→ **What to work on**
Check every line of the data below for the word "content", then give only the number of lines that have it.

--- Provided records ---

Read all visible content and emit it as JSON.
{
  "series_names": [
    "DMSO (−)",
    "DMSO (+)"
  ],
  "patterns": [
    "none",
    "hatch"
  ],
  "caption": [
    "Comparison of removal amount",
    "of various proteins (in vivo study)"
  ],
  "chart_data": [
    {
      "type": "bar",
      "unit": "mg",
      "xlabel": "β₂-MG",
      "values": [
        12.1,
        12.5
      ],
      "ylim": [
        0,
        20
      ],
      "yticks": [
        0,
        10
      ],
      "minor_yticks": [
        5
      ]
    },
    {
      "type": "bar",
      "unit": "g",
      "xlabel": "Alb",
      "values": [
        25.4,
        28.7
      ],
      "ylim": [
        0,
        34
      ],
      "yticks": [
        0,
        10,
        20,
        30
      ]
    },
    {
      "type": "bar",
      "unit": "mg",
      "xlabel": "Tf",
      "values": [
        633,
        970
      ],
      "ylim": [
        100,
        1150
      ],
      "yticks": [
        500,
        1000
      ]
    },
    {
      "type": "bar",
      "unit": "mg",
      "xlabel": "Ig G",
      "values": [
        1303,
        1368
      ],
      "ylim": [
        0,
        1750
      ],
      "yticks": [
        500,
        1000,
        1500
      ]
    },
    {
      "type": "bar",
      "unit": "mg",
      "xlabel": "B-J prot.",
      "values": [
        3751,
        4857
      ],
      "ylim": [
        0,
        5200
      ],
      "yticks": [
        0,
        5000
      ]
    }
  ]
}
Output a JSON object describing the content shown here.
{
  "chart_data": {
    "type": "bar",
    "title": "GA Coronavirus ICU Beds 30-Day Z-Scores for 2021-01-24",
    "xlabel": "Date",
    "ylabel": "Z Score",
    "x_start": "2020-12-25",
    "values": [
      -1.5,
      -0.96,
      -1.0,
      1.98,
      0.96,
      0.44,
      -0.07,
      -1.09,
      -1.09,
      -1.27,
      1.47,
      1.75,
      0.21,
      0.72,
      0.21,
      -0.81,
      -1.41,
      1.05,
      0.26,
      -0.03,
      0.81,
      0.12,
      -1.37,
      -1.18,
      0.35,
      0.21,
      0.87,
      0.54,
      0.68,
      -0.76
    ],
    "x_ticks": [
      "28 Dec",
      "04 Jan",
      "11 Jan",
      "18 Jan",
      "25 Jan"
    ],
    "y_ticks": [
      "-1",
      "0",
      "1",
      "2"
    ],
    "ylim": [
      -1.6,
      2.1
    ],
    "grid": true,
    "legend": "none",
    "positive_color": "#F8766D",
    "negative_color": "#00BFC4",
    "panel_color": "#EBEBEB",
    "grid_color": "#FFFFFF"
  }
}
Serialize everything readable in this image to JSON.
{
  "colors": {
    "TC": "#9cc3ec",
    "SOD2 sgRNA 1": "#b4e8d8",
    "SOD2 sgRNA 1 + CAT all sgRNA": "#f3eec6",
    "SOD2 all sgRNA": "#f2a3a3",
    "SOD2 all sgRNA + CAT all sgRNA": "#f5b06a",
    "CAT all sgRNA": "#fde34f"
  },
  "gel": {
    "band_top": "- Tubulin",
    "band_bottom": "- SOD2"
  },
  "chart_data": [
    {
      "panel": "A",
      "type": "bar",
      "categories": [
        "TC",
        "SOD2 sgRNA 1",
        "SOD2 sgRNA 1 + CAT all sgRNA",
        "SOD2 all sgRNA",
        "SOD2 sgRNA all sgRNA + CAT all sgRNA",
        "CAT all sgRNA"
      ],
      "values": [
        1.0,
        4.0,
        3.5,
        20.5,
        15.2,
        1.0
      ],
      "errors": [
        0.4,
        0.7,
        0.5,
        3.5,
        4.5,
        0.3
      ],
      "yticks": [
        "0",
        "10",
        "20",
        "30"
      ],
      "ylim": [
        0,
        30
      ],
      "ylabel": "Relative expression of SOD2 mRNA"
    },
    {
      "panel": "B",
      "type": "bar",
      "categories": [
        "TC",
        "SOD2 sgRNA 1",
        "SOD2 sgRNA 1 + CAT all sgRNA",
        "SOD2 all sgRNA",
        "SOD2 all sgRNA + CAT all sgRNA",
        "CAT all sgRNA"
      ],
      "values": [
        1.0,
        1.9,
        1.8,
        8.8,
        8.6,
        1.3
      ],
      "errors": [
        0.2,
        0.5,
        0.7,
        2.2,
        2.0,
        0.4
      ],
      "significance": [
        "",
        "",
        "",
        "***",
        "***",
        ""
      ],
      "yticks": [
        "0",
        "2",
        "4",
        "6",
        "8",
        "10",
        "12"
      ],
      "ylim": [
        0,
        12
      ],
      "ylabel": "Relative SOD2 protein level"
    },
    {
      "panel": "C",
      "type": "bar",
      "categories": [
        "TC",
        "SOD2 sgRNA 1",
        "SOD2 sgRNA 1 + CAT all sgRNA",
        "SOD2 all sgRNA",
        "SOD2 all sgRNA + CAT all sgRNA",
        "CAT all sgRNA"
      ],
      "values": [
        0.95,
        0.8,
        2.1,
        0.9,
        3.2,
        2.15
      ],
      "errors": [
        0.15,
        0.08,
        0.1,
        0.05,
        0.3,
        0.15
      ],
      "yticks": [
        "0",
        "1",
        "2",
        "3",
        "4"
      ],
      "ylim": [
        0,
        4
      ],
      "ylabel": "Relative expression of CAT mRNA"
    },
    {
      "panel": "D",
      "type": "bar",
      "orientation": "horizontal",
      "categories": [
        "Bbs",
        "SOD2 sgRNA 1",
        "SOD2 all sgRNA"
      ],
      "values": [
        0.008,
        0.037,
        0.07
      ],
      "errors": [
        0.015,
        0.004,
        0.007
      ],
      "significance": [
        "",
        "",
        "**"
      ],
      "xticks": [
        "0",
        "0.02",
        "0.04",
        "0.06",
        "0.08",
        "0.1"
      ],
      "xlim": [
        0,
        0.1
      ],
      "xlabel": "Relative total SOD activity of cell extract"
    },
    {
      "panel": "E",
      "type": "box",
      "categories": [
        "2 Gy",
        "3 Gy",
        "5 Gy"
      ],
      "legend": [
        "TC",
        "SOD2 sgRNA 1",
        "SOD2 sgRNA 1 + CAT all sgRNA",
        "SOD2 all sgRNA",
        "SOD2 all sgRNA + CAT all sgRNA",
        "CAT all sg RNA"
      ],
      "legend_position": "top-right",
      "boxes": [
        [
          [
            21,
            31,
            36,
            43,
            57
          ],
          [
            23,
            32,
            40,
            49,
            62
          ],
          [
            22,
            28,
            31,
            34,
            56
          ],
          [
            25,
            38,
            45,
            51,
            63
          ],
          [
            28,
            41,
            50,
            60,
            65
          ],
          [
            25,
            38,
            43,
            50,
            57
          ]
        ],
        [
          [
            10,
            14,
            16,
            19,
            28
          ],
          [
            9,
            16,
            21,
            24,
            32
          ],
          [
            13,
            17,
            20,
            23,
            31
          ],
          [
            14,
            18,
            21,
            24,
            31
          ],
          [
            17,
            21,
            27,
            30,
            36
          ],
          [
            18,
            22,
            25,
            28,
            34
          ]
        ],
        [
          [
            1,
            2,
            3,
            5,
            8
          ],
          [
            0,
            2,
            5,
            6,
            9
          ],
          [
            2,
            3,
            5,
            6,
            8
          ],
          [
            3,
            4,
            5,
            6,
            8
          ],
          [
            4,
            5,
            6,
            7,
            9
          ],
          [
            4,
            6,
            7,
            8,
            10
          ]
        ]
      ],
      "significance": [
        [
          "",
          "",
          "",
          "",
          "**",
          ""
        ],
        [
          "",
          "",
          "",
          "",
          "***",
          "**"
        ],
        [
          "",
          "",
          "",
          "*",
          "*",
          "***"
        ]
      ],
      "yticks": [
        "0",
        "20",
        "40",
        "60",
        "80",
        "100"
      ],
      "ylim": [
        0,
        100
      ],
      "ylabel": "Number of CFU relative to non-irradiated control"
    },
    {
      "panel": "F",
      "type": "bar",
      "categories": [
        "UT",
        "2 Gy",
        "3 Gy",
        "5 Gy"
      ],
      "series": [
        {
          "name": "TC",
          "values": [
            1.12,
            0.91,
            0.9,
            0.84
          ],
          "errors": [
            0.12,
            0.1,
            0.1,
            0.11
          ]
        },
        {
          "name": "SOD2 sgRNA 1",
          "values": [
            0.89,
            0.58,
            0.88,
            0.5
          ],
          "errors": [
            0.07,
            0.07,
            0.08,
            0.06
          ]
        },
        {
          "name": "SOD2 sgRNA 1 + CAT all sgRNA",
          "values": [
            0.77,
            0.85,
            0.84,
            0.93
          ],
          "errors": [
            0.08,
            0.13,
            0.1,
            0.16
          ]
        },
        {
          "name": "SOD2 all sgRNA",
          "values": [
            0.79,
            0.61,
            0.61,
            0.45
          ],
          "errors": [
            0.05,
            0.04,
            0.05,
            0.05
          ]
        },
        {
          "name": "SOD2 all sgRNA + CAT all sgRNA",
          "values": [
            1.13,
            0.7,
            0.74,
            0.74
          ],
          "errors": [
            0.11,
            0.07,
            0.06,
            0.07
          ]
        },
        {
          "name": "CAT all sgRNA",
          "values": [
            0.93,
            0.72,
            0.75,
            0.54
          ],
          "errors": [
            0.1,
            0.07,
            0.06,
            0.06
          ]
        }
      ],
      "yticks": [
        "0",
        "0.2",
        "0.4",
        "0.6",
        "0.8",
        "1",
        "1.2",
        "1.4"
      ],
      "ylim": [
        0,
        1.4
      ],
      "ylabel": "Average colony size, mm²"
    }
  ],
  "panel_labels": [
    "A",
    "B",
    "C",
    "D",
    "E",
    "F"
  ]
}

---

→ **Written answer**
2